GOAL: Please format the material below, from the line with "Extract all elements" up to and including the line with "pencil-icon <box>694 302 702 311</box>", as a JSON list of strings with one string per line and blank lines omitted.

TASK DATA:
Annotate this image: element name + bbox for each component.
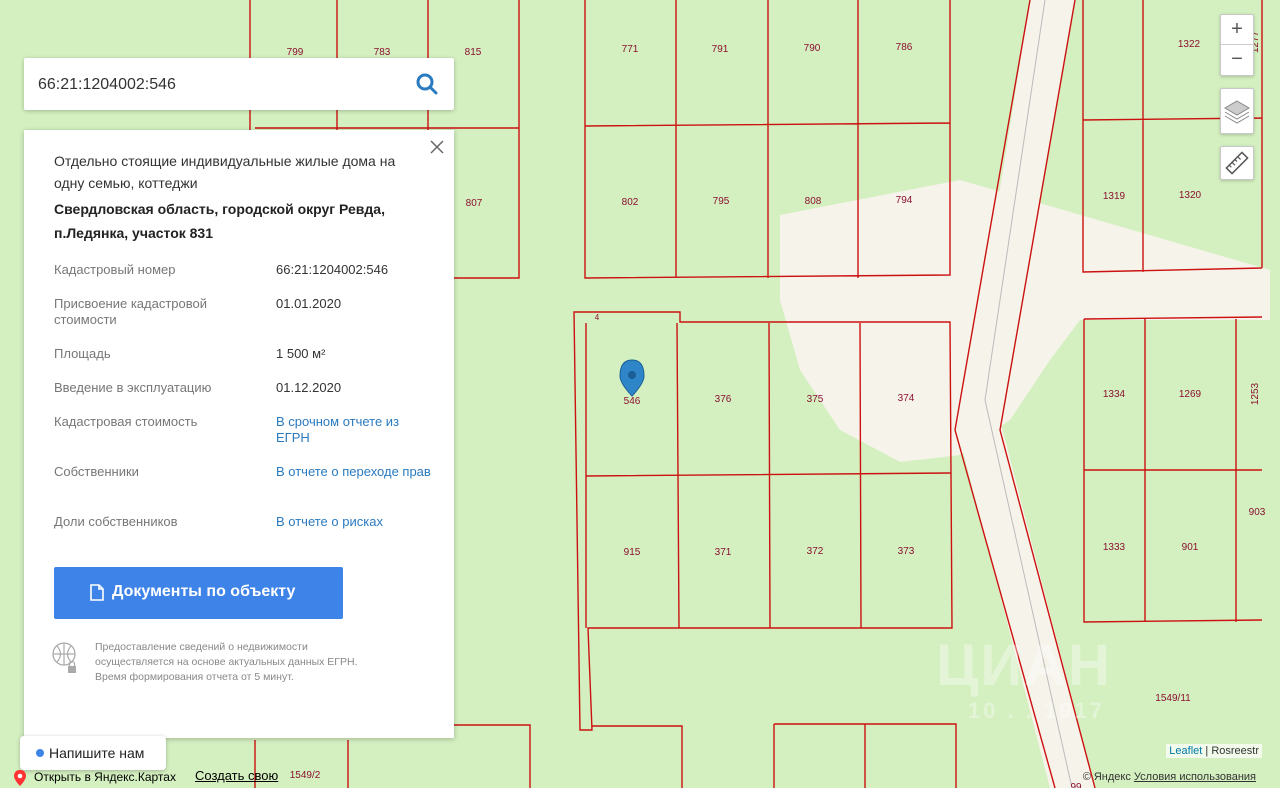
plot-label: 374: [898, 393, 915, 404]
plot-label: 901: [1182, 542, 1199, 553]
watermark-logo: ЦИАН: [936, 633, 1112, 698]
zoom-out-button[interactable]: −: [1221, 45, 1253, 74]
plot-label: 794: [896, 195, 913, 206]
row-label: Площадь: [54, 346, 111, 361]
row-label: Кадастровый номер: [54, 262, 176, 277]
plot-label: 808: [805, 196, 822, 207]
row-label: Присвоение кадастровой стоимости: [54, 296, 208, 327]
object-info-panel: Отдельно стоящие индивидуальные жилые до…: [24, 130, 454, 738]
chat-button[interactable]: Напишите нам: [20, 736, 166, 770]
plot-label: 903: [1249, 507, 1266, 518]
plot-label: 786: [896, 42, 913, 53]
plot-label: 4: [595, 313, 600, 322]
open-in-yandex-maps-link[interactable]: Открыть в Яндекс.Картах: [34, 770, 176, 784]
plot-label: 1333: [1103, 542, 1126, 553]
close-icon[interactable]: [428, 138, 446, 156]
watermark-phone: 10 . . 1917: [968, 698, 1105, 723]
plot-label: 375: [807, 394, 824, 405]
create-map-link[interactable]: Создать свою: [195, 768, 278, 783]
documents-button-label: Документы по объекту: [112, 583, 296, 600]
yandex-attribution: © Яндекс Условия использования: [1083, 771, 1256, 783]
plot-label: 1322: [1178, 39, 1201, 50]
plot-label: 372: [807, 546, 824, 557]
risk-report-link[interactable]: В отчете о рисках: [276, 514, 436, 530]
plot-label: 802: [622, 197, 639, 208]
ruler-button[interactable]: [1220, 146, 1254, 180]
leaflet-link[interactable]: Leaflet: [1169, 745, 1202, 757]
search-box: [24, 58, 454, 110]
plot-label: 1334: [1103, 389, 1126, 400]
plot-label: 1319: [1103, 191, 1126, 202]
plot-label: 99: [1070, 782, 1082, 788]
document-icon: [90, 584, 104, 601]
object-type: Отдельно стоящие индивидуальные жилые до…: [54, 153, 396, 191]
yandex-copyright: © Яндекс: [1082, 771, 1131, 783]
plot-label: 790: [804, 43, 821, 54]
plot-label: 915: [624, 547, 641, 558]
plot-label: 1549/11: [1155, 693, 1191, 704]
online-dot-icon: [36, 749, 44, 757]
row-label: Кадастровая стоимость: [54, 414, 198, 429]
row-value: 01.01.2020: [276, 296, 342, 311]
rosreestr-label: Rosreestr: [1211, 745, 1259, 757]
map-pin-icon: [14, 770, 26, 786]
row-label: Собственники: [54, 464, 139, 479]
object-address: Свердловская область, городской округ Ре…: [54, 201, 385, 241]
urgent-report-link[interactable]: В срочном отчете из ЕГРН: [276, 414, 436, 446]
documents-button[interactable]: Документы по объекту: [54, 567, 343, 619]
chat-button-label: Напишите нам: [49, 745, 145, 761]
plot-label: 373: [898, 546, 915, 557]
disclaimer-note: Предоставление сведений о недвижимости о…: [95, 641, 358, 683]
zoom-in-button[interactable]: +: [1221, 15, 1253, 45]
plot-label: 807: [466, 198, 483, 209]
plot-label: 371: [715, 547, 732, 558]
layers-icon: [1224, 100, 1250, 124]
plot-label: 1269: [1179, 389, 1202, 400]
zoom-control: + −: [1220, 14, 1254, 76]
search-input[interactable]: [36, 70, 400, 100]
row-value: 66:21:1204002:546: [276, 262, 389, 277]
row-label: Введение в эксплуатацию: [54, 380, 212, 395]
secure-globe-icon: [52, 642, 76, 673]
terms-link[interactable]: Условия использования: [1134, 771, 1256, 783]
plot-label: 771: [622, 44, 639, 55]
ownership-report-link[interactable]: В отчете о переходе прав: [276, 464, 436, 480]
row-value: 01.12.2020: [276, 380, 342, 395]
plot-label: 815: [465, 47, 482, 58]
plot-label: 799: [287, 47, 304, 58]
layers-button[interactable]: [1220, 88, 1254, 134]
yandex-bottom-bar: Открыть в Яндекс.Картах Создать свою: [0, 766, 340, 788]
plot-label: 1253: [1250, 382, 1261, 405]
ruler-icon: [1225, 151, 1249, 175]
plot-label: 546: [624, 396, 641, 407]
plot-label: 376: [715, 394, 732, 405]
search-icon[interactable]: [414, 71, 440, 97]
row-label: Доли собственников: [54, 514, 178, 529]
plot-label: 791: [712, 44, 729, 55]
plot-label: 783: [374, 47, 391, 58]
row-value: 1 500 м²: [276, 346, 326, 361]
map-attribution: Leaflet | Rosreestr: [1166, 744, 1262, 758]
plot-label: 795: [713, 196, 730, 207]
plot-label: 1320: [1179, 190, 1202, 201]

...

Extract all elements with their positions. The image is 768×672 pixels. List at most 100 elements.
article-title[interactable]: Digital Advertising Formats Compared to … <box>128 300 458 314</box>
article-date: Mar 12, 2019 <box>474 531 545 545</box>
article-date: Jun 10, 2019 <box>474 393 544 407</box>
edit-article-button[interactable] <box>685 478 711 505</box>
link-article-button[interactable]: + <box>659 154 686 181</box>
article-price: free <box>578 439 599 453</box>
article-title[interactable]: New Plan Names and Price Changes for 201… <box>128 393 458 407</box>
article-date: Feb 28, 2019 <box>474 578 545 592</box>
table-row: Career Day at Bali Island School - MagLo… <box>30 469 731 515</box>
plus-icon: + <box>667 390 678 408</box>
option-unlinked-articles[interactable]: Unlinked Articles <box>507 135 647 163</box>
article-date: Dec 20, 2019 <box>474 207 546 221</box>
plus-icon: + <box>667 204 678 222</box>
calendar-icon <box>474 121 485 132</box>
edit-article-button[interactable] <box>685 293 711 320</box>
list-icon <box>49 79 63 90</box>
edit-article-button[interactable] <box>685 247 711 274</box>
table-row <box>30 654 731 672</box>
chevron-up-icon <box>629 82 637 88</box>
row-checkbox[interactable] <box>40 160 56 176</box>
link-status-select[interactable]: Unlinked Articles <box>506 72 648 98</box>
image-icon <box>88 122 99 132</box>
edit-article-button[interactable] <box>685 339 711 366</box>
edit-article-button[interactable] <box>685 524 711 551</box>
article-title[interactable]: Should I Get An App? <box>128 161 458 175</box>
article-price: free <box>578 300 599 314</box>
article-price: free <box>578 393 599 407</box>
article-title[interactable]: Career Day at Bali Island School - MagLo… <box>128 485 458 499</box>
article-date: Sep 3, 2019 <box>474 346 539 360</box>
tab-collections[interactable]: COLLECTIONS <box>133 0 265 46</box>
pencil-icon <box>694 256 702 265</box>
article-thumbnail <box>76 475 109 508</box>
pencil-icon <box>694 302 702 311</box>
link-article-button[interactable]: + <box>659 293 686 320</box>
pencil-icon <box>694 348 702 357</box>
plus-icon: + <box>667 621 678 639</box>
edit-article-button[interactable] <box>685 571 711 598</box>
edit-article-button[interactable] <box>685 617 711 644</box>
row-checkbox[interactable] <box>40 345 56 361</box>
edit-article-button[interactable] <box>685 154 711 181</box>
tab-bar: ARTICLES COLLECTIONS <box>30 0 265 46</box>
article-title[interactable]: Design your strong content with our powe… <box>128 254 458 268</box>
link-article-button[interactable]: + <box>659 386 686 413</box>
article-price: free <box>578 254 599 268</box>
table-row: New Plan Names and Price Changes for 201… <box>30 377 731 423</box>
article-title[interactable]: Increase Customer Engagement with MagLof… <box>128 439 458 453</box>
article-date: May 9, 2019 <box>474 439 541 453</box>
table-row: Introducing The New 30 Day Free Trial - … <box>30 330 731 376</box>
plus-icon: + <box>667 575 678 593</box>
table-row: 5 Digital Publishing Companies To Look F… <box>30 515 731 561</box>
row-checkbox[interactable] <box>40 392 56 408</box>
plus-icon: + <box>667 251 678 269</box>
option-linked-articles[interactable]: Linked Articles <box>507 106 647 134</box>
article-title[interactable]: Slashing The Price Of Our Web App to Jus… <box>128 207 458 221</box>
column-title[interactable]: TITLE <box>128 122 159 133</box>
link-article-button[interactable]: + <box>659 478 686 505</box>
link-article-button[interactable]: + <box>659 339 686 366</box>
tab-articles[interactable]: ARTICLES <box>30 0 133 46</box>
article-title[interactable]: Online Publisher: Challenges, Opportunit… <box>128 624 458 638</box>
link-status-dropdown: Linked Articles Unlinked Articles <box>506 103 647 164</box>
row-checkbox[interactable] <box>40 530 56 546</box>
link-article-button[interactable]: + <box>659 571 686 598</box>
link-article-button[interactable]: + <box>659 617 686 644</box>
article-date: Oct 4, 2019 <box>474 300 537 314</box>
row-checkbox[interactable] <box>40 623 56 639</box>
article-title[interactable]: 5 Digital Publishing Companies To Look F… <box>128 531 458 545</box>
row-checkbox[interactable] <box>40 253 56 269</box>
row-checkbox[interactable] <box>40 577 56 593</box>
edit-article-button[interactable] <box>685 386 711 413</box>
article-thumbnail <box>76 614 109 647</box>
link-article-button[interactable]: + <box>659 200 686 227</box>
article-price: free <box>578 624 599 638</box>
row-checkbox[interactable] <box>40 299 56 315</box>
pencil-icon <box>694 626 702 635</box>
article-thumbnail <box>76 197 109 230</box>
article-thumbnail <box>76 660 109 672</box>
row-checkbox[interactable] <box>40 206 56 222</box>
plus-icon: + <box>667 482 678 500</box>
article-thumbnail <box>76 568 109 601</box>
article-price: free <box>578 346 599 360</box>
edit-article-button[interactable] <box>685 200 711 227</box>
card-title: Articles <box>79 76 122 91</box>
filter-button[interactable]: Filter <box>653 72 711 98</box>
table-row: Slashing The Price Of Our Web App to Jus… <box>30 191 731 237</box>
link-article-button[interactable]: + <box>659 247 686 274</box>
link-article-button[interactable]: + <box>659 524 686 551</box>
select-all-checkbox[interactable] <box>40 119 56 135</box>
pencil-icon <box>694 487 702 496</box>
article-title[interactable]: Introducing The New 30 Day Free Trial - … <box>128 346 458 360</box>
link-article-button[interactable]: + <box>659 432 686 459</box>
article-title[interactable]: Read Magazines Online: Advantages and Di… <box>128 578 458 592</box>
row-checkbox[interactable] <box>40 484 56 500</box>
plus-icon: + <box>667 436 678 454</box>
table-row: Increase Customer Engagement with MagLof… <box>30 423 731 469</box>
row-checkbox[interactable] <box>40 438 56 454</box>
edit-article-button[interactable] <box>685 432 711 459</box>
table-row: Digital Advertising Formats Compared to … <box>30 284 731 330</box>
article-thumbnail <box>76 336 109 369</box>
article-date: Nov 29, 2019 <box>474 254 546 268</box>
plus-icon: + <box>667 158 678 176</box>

EXERCISE RESULT:
[
  "Extract all elements with their positions. The image is 768×672 pixels. List at most 100 elements.",
  "article-title[interactable]: Digital Advertising Formats Compared to … <box>128 300 458 314</box>",
  "article-date: Mar 12, 2019 <box>474 531 545 545</box>",
  "article-date: Jun 10, 2019 <box>474 393 544 407</box>",
  "edit-article-button[interactable] <box>685 478 711 505</box>",
  "link-article-button[interactable]: + <box>659 154 686 181</box>",
  "article-price: free <box>578 439 599 453</box>",
  "article-title[interactable]: New Plan Names and Price Changes for 201… <box>128 393 458 407</box>",
  "article-date: Feb 28, 2019 <box>474 578 545 592</box>",
  "table-row: Career Day at Bali Island School - MagLo… <box>30 469 731 515</box>",
  "plus-icon: + <box>667 390 678 408</box>",
  "option-unlinked-articles[interactable]: Unlinked Articles <box>507 135 647 163</box>",
  "article-date: Dec 20, 2019 <box>474 207 546 221</box>",
  "plus-icon: + <box>667 204 678 222</box>",
  "calendar-icon <box>474 121 485 132</box>",
  "edit-article-button[interactable] <box>685 293 711 320</box>",
  "list-icon <box>49 79 63 90</box>",
  "edit-article-button[interactable] <box>685 247 711 274</box>",
  "table-row <box>30 654 731 672</box>",
  "chevron-up-icon <box>629 82 637 88</box>",
  "row-checkbox[interactable] <box>40 160 56 176</box>",
  "link-status-select[interactable]: Unlinked Articles <box>506 72 648 98</box>",
  "image-icon <box>88 122 99 132</box>",
  "edit-article-button[interactable] <box>685 339 711 366</box>",
  "edit-article-button[interactable] <box>685 524 711 551</box>",
  "article-title[interactable]: Should I Get An App? <box>128 161 458 175</box>",
  "article-price: free <box>578 300 599 314</box>",
  "article-price: free <box>578 393 599 407</box>",
  "article-title[interactable]: Career Day at Bali Island School - MagLo… <box>128 485 458 499</box>",
  "article-date: Sep 3, 2019 <box>474 346 539 360</box>",
  "tab-collections[interactable]: COLLECTIONS <box>133 0 265 46</box>",
  "pencil-icon <box>694 256 702 265</box>",
  "article-thumbnail <box>76 475 109 508</box>",
  "pencil-icon <box>694 302 702 311</box>"
]